▶ TASK PROMPT:
Pictures stay out of your copy, but everything else in the records below must be repeated exactly.

Dataset records:
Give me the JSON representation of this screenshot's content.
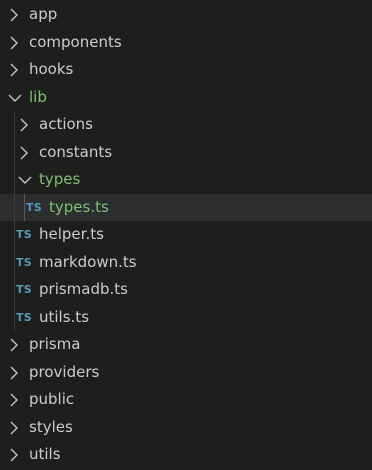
{
  "colors": {
    "background": "#1e1f1c",
    "text": "#cccccc",
    "modified_text": "#7ec16e",
    "ts_icon": "#519aba",
    "selected_row": "#2b2d2e"
  },
  "tree": {
    "app": {
      "label": "app",
      "icon": "chevron-right-icon"
    },
    "components": {
      "label": "components",
      "icon": "chevron-right-icon"
    },
    "hooks": {
      "label": "hooks",
      "icon": "chevron-right-icon"
    },
    "lib": {
      "label": "lib",
      "icon": "chevron-down-icon"
    },
    "actions": {
      "label": "actions",
      "icon": "chevron-right-icon"
    },
    "constants": {
      "label": "constants",
      "icon": "chevron-right-icon"
    },
    "types": {
      "label": "types",
      "icon": "chevron-down-icon"
    },
    "types_ts": {
      "label": "types.ts",
      "icon_text": "TS"
    },
    "helper_ts": {
      "label": "helper.ts",
      "icon_text": "TS"
    },
    "markdown_ts": {
      "label": "markdown.ts",
      "icon_text": "TS"
    },
    "prismadb_ts": {
      "label": "prismadb.ts",
      "icon_text": "TS"
    },
    "utils_ts": {
      "label": "utils.ts",
      "icon_text": "TS"
    },
    "prisma": {
      "label": "prisma",
      "icon": "chevron-right-icon"
    },
    "providers": {
      "label": "providers",
      "icon": "chevron-right-icon"
    },
    "public": {
      "label": "public",
      "icon": "chevron-right-icon"
    },
    "styles": {
      "label": "styles",
      "icon": "chevron-right-icon"
    },
    "utils": {
      "label": "utils",
      "icon": "chevron-right-icon"
    }
  }
}
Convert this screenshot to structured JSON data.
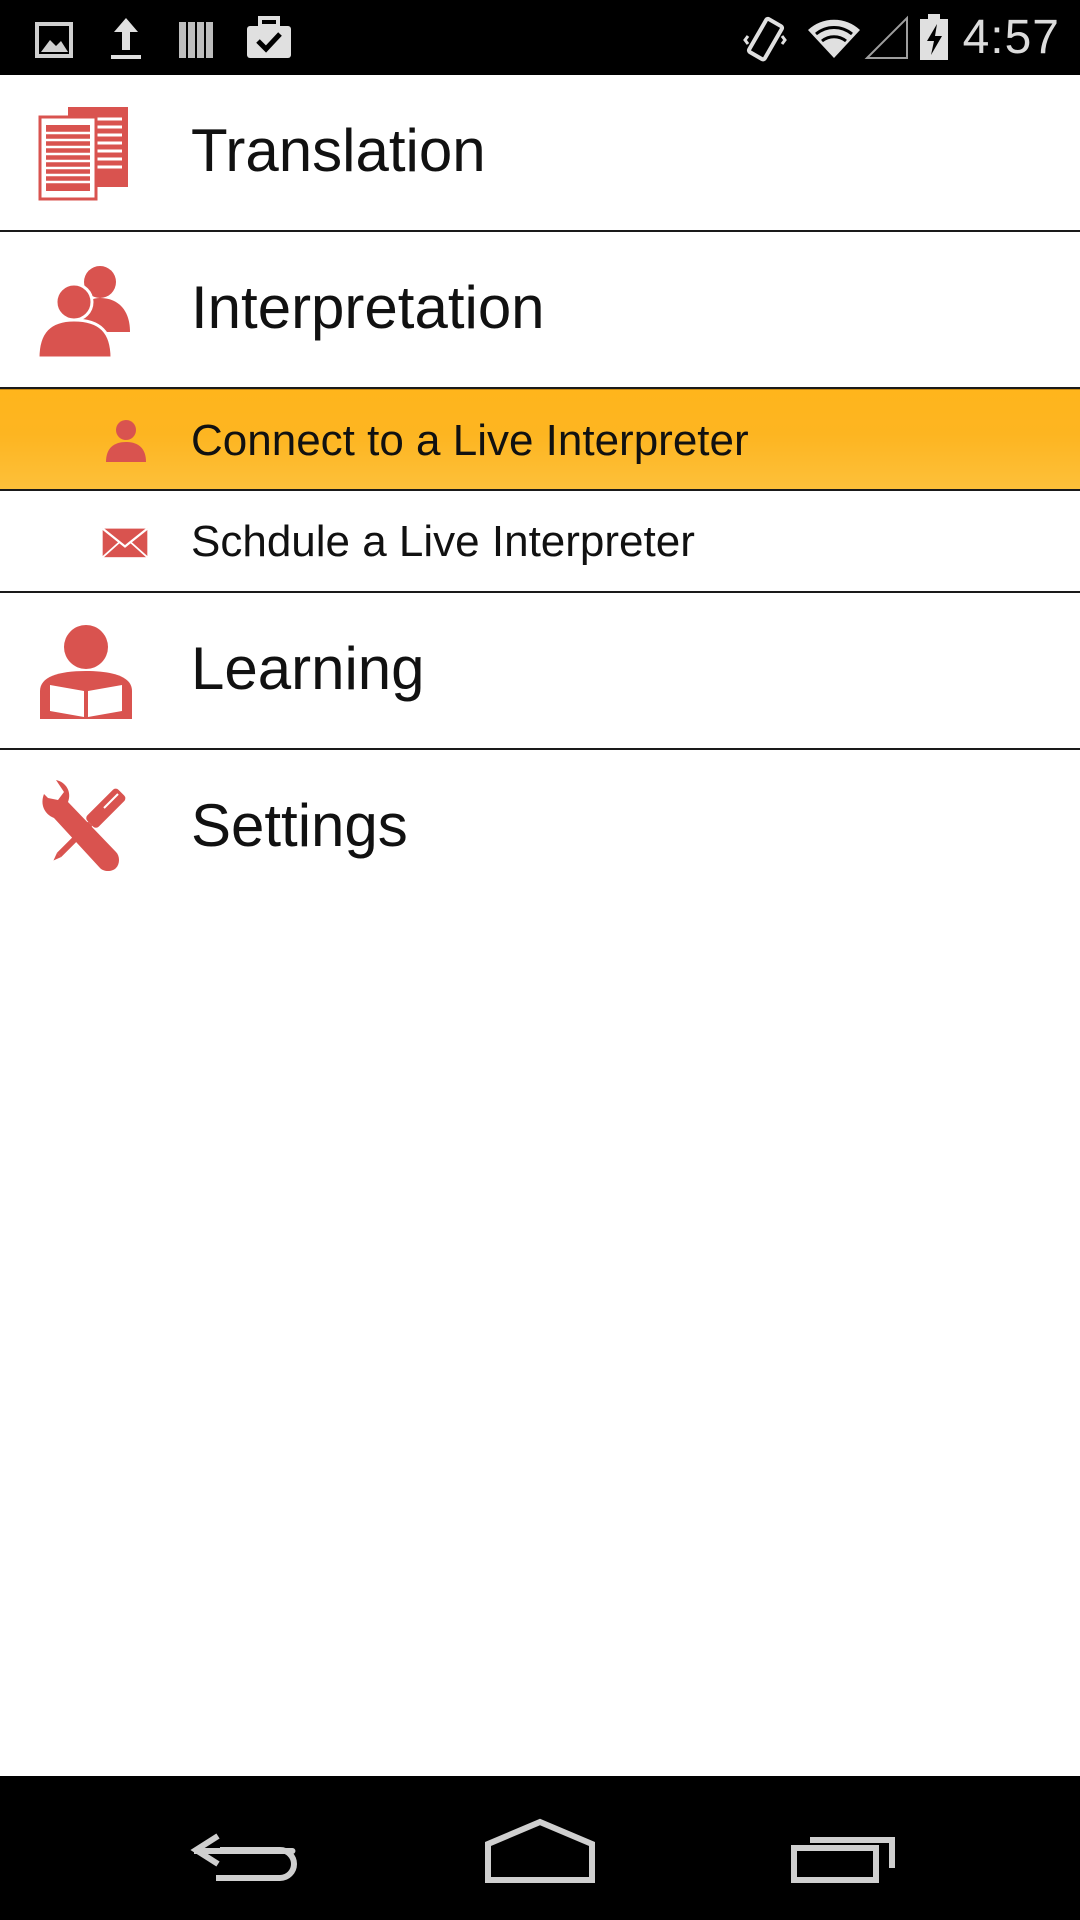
{
  "status_bar": {
    "left_icons": [
      "gallery-icon",
      "upload-icon",
      "library-icon",
      "briefcase-check-icon"
    ],
    "right_icons": [
      "vibrate-icon",
      "wifi-icon",
      "signal-icon",
      "battery-charging-icon"
    ],
    "time": "4:57"
  },
  "menu": {
    "items": [
      {
        "label": "Translation",
        "icon": "document-icon",
        "level": "main"
      },
      {
        "label": "Interpretation",
        "icon": "people-icon",
        "level": "main"
      },
      {
        "label": "Connect to a Live Interpreter",
        "icon": "person-icon",
        "level": "sub",
        "selected": true
      },
      {
        "label": "Schdule a Live Interpreter",
        "icon": "envelope-icon",
        "level": "sub"
      },
      {
        "label": "Learning",
        "icon": "reader-icon",
        "level": "main"
      },
      {
        "label": "Settings",
        "icon": "tools-icon",
        "level": "main"
      }
    ]
  },
  "nav_bar": {
    "buttons": [
      "back-icon",
      "home-icon",
      "recents-icon"
    ]
  },
  "colors": {
    "icon_red": "#d9534f",
    "selected_orange": "#fdb521",
    "bar_black": "#000000"
  }
}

▶ TASK RESPONSE:
Give me the JSON representation of this screenshot's content.
{
  "colors": {
    "background": "#1e1f1c",
    "text": "#cccccc",
    "modified_text": "#7ec16e",
    "ts_icon": "#519aba",
    "selected_row": "#2b2d2e"
  },
  "tree": {
    "app": {
      "label": "app",
      "icon": "chevron-right-icon"
    },
    "components": {
      "label": "components",
      "icon": "chevron-right-icon"
    },
    "hooks": {
      "label": "hooks",
      "icon": "chevron-right-icon"
    },
    "lib": {
      "label": "lib",
      "icon": "chevron-down-icon"
    },
    "actions": {
      "label": "actions",
      "icon": "chevron-right-icon"
    },
    "constants": {
      "label": "constants",
      "icon": "chevron-right-icon"
    },
    "types": {
      "label": "types",
      "icon": "chevron-down-icon"
    },
    "types_ts": {
      "label": "types.ts",
      "icon_text": "TS"
    },
    "helper_ts": {
      "label": "helper.ts",
      "icon_text": "TS"
    },
    "markdown_ts": {
      "label": "markdown.ts",
      "icon_text": "TS"
    },
    "prismadb_ts": {
      "label": "prismadb.ts",
      "icon_text": "TS"
    },
    "utils_ts": {
      "label": "utils.ts",
      "icon_text": "TS"
    },
    "prisma": {
      "label": "prisma",
      "icon": "chevron-right-icon"
    },
    "providers": {
      "label": "providers",
      "icon": "chevron-right-icon"
    },
    "public": {
      "label": "public",
      "icon": "chevron-right-icon"
    },
    "styles": {
      "label": "styles",
      "icon": "chevron-right-icon"
    },
    "utils": {
      "label": "utils",
      "icon": "chevron-right-icon"
    }
  }
}
Convert this screenshot to structured JSON data.
{
  "status_bar": {
    "left_icons": [
      "gallery-icon",
      "upload-icon",
      "library-icon",
      "briefcase-check-icon"
    ],
    "right_icons": [
      "vibrate-icon",
      "wifi-icon",
      "signal-icon",
      "battery-charging-icon"
    ],
    "time": "4:57"
  },
  "menu": {
    "items": [
      {
        "label": "Translation",
        "icon": "document-icon",
        "level": "main"
      },
      {
        "label": "Interpretation",
        "icon": "people-icon",
        "level": "main"
      },
      {
        "label": "Connect to a Live Interpreter",
        "icon": "person-icon",
        "level": "sub",
        "selected": true
      },
      {
        "label": "Schdule a Live Interpreter",
        "icon": "envelope-icon",
        "level": "sub"
      },
      {
        "label": "Learning",
        "icon": "reader-icon",
        "level": "main"
      },
      {
        "label": "Settings",
        "icon": "tools-icon",
        "level": "main"
      }
    ]
  },
  "nav_bar": {
    "buttons": [
      "back-icon",
      "home-icon",
      "recents-icon"
    ]
  },
  "colors": {
    "icon_red": "#d9534f",
    "selected_orange": "#fdb521",
    "bar_black": "#000000"
  }
}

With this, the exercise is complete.